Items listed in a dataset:
______________________________

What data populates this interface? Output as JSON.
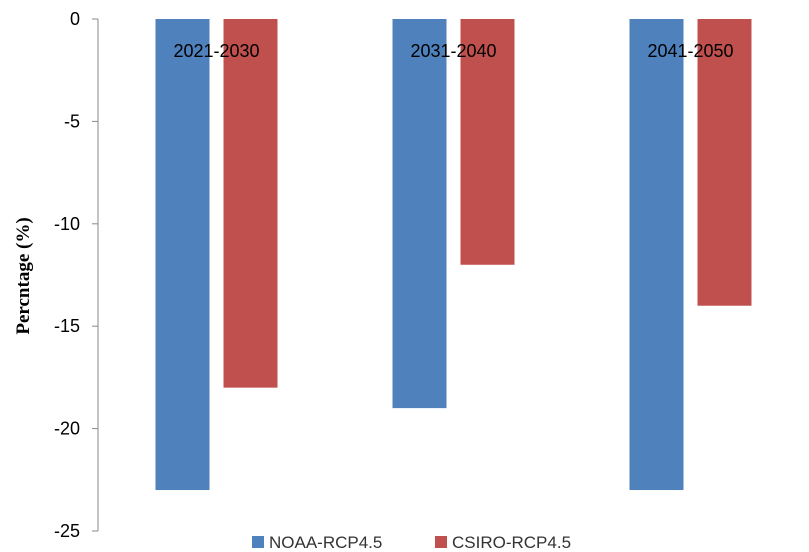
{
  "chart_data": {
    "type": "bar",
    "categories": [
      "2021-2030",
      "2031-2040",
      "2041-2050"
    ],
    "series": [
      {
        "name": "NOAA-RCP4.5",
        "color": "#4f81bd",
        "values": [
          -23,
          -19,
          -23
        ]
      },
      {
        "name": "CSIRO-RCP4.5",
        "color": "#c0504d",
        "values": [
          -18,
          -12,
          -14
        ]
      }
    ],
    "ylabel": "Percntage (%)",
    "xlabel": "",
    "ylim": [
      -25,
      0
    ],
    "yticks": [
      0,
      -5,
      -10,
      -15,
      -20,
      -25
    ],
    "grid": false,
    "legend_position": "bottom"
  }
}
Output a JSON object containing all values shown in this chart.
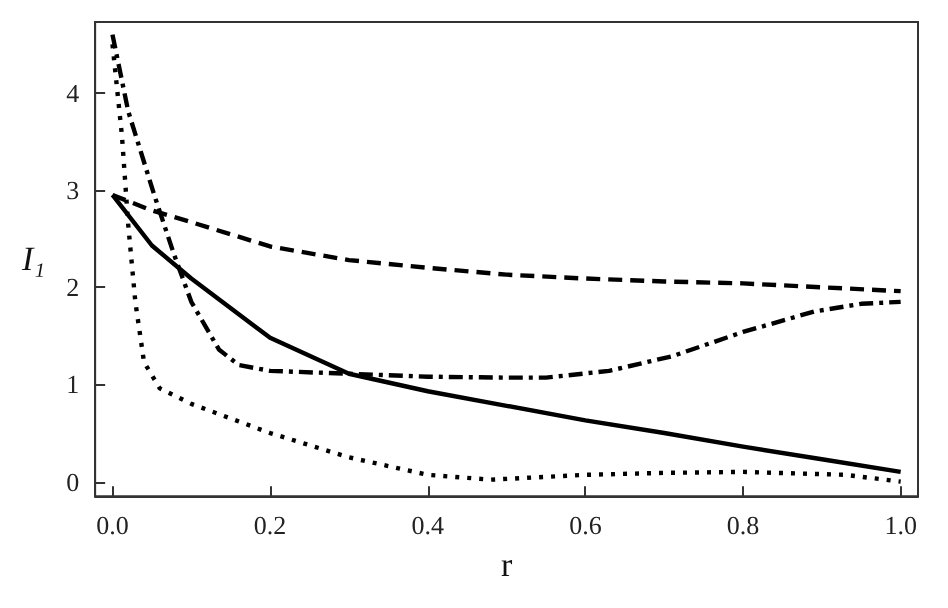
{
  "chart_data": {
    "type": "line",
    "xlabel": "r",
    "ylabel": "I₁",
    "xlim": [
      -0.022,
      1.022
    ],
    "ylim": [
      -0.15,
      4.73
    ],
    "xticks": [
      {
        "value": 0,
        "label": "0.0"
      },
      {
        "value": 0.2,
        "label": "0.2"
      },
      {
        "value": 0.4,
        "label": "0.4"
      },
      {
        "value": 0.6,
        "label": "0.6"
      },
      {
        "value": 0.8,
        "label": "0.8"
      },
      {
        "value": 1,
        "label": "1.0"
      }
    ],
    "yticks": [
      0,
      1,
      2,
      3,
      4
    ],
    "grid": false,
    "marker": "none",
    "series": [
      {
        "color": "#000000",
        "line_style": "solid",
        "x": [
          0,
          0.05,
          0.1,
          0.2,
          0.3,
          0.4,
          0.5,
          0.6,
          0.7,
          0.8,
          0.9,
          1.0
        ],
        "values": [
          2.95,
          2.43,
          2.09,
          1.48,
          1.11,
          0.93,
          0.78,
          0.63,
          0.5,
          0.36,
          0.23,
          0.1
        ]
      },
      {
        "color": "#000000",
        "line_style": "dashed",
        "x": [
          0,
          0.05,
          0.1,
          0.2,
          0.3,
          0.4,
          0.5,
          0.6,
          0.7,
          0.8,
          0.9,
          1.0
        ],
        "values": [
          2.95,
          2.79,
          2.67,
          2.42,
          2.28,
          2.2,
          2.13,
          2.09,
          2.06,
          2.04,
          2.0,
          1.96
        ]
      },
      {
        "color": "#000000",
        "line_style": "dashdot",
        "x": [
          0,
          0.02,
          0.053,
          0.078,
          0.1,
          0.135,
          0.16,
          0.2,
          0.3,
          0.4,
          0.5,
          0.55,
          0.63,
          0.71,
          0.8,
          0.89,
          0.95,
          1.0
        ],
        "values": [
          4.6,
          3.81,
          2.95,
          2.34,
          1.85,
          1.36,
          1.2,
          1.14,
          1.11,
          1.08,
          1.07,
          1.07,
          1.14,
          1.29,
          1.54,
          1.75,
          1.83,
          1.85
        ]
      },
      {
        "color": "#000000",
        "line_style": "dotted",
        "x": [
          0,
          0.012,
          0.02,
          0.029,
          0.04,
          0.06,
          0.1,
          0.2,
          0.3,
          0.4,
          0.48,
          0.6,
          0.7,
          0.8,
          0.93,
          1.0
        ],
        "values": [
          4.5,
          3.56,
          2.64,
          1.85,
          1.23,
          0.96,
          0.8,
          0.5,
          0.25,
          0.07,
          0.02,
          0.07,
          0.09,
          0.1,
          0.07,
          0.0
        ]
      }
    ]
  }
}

______________________________

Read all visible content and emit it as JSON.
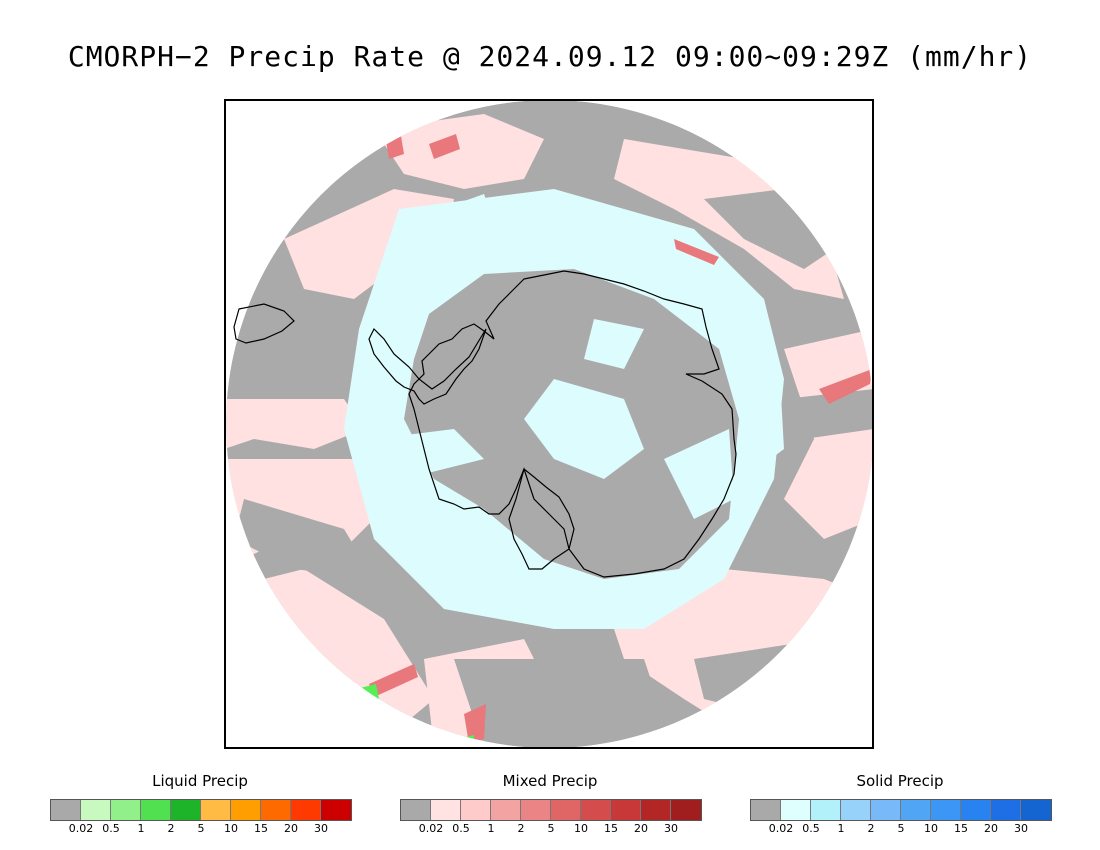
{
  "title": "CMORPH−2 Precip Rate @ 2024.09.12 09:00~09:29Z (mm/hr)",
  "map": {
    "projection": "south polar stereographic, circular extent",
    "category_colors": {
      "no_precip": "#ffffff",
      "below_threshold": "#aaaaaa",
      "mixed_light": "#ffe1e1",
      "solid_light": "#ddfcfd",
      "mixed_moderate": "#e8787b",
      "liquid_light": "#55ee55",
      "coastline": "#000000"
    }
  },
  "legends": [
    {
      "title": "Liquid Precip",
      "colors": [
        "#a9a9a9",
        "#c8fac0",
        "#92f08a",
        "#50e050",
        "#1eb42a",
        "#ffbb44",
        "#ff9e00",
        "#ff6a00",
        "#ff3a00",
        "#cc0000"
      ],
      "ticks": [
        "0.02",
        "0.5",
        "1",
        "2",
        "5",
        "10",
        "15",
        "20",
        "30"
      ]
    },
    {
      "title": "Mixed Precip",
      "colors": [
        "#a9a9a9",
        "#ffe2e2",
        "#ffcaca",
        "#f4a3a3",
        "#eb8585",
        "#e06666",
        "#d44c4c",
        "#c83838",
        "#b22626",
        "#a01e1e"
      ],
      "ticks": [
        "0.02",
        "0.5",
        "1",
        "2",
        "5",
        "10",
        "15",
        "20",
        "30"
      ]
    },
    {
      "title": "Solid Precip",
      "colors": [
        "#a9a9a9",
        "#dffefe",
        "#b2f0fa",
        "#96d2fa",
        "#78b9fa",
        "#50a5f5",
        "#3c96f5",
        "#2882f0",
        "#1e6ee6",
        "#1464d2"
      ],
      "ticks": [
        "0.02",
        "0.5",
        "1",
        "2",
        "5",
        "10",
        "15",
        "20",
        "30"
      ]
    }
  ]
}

______________________________

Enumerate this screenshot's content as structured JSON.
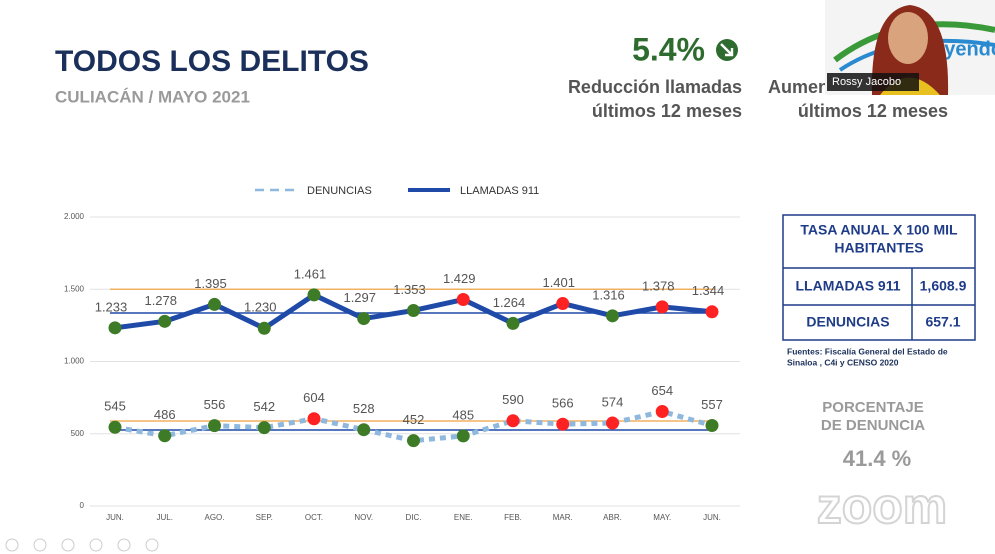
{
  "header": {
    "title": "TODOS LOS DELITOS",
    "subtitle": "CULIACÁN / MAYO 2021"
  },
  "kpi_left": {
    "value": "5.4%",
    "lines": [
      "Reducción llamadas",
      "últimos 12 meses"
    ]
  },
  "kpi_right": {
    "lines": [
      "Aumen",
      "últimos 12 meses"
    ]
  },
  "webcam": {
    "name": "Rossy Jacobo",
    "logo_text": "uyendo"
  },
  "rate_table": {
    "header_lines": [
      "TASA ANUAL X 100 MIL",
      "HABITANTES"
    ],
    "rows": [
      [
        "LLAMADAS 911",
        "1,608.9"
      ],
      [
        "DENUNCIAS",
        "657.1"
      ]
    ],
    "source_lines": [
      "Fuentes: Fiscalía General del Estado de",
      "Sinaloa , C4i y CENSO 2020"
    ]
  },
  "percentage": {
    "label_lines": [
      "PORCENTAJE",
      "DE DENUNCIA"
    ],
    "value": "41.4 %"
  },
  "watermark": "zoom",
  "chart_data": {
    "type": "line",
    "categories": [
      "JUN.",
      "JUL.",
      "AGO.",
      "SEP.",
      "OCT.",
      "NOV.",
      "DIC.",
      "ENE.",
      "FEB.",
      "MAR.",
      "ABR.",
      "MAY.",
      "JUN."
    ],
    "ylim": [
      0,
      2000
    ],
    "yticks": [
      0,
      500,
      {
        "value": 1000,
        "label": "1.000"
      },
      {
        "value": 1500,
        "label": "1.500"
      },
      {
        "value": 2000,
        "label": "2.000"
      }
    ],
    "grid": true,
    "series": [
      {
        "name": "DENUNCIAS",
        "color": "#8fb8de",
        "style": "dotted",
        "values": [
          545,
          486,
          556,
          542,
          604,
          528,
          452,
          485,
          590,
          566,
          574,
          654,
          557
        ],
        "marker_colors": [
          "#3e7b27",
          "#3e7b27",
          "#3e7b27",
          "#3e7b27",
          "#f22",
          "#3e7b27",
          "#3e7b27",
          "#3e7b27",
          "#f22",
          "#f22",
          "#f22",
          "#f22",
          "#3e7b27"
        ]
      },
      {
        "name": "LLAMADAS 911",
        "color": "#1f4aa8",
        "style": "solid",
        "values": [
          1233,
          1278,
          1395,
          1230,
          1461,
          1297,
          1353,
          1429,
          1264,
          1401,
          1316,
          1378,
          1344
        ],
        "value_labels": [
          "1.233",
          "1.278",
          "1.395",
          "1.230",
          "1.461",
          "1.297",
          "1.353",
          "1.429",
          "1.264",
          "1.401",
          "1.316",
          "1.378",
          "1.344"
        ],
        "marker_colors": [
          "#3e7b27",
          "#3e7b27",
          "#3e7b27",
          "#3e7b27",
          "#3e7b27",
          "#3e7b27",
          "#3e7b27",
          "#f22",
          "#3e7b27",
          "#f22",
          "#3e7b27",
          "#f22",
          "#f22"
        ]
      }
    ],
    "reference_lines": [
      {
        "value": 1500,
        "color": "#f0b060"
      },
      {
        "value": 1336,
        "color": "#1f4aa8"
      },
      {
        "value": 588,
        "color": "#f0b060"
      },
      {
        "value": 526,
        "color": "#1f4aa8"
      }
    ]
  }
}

______________________________

WHAT IS REQUIRED:
Count each line above in which the string "JSON" appears, then state only the total.

ANSWER TO THIS EXERCISE:
4